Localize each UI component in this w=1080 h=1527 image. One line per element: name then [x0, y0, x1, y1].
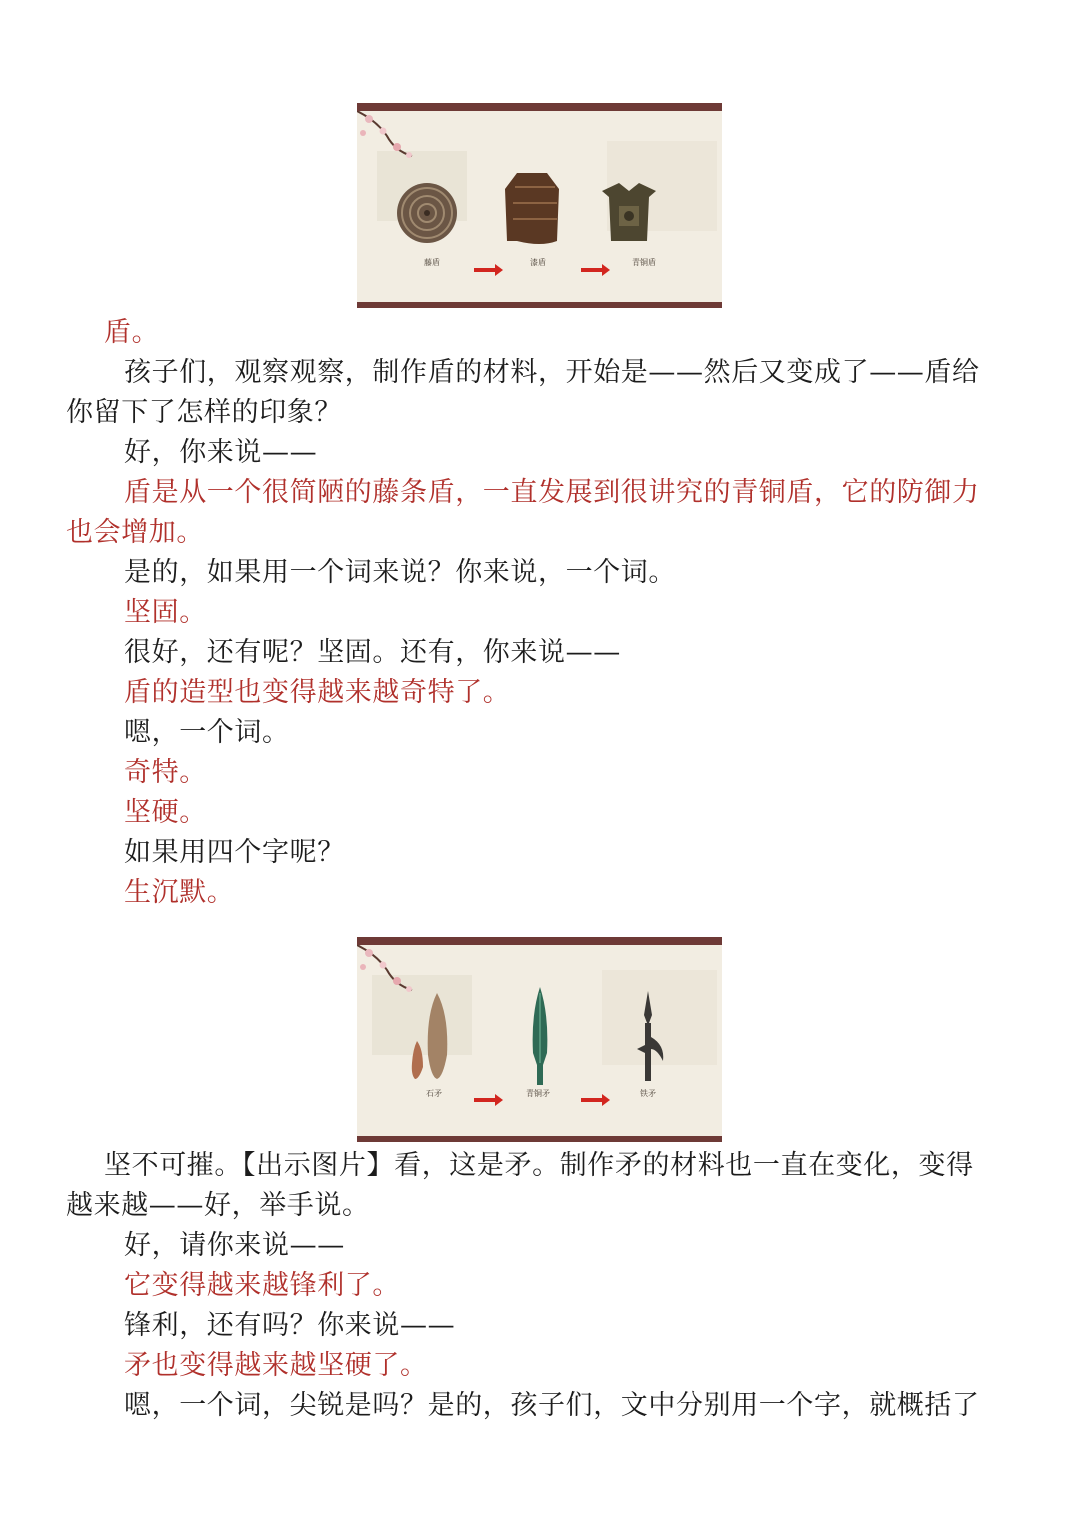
text-line: 生沉默。 [124, 877, 235, 908]
text-line: 是的，如果用一个词来说？你来说，一个词。 [124, 557, 676, 588]
text-line: 好，请你来说—— [124, 1230, 345, 1261]
slide-image-shields [357, 103, 722, 308]
text-line: 锋利，还有吗？你来说—— [124, 1310, 456, 1341]
text-line: 也会增加。 [66, 517, 204, 548]
text-line: 盾。 [104, 317, 160, 348]
slide-bottom-bar [357, 1136, 722, 1142]
text-line: 嗯，一个词，尖锐是吗？是的，孩子们，文中分别用一个字，就概括了 [124, 1390, 980, 1421]
text-line: 盾是从一个很简陋的藤条盾，一直发展到很讲究的青铜盾，它的防御力 [124, 477, 980, 508]
text-line: 孩子们，观察观察，制作盾的材料，开始是——然后又变成了——盾给 [124, 357, 980, 388]
text-line: 越来越——好，举手说。 [66, 1190, 370, 1221]
text-line: 嗯，一个词。 [124, 717, 290, 748]
slide-top-bar [357, 103, 722, 111]
spear-evolution-illustration [357, 945, 722, 1136]
text-line: 你留下了怎样的印象？ [66, 397, 342, 428]
caption-bronze-spear: 青铜矛 [526, 1089, 550, 1098]
rattan-shield-icon [397, 183, 457, 243]
shield-evolution-illustration [357, 111, 722, 302]
caption-rattan-shield: 藤盾 [424, 258, 440, 267]
slide-top-bar [357, 937, 722, 945]
text-line: 好，你来说—— [124, 437, 318, 468]
caption-iron-spear: 铁矛 [640, 1089, 656, 1098]
lacquer-shield-icon [505, 173, 559, 244]
text-line: 奇特。 [124, 757, 207, 788]
text-line: 坚固。 [124, 597, 207, 628]
text-line: 坚不可摧。【出示图片】看，这是矛。制作矛的材料也一直在变化，变得 [104, 1150, 974, 1181]
text-line: 它变得越来越锋利了。 [124, 1270, 400, 1301]
caption-lacquer-shield: 漆盾 [530, 258, 546, 267]
text-line: 很好，还有呢？坚固。还有，你来说—— [124, 637, 621, 668]
text-line: 盾的造型也变得越来越奇特了。 [124, 677, 511, 708]
caption-bronze-shield: 青铜盾 [632, 258, 656, 267]
text-line: 坚硬。 [124, 797, 207, 828]
slide-bottom-bar [357, 302, 722, 308]
text-line: 如果用四个字呢？ [124, 837, 345, 868]
slide-image-spears [357, 937, 722, 1142]
caption-stone-spear: 石矛 [426, 1089, 442, 1098]
text-line: 矛也变得越来越坚硬了。 [124, 1350, 428, 1381]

**PROBLEM TO WORK ON:**
Rewrite the material above with "slide-top-bar" changed to "slide-header-bar" wherever it appears, keeping everything else as it is. Leave the pictures out.

**EXPECTED ANSWER:**
Localize each UI component in this w=1080 h=1527 image. One line per element: name then [x0, y0, x1, y1].
text-line: 生沉默。 [124, 877, 235, 908]
text-line: 是的，如果用一个词来说？你来说，一个词。 [124, 557, 676, 588]
text-line: 好，请你来说—— [124, 1230, 345, 1261]
slide-image-shields [357, 103, 722, 308]
text-line: 锋利，还有吗？你来说—— [124, 1310, 456, 1341]
text-line: 也会增加。 [66, 517, 204, 548]
text-line: 盾。 [104, 317, 160, 348]
slide-bottom-bar [357, 1136, 722, 1142]
text-line: 嗯，一个词，尖锐是吗？是的，孩子们，文中分别用一个字，就概括了 [124, 1390, 980, 1421]
text-line: 盾是从一个很简陋的藤条盾，一直发展到很讲究的青铜盾，它的防御力 [124, 477, 980, 508]
text-line: 孩子们，观察观察，制作盾的材料，开始是——然后又变成了——盾给 [124, 357, 980, 388]
text-line: 越来越——好，举手说。 [66, 1190, 370, 1221]
text-line: 嗯，一个词。 [124, 717, 290, 748]
slide-header-bar [357, 103, 722, 111]
spear-evolution-illustration [357, 945, 722, 1136]
text-line: 你留下了怎样的印象？ [66, 397, 342, 428]
caption-bronze-spear: 青铜矛 [526, 1089, 550, 1098]
rattan-shield-icon [397, 183, 457, 243]
shield-evolution-illustration [357, 111, 722, 302]
caption-rattan-shield: 藤盾 [424, 258, 440, 267]
slide-header-bar [357, 937, 722, 945]
text-line: 好，你来说—— [124, 437, 318, 468]
caption-iron-spear: 铁矛 [640, 1089, 656, 1098]
lacquer-shield-icon [505, 173, 559, 244]
text-line: 奇特。 [124, 757, 207, 788]
text-line: 坚固。 [124, 597, 207, 628]
text-line: 坚不可摧。【出示图片】看，这是矛。制作矛的材料也一直在变化，变得 [104, 1150, 974, 1181]
text-line: 它变得越来越锋利了。 [124, 1270, 400, 1301]
caption-lacquer-shield: 漆盾 [530, 258, 546, 267]
text-line: 很好，还有呢？坚固。还有，你来说—— [124, 637, 621, 668]
text-line: 盾的造型也变得越来越奇特了。 [124, 677, 511, 708]
caption-bronze-shield: 青铜盾 [632, 258, 656, 267]
text-line: 坚硬。 [124, 797, 207, 828]
slide-bottom-bar [357, 302, 722, 308]
text-line: 如果用四个字呢？ [124, 837, 345, 868]
slide-image-spears [357, 937, 722, 1142]
caption-stone-spear: 石矛 [426, 1089, 442, 1098]
text-line: 矛也变得越来越坚硬了。 [124, 1350, 428, 1381]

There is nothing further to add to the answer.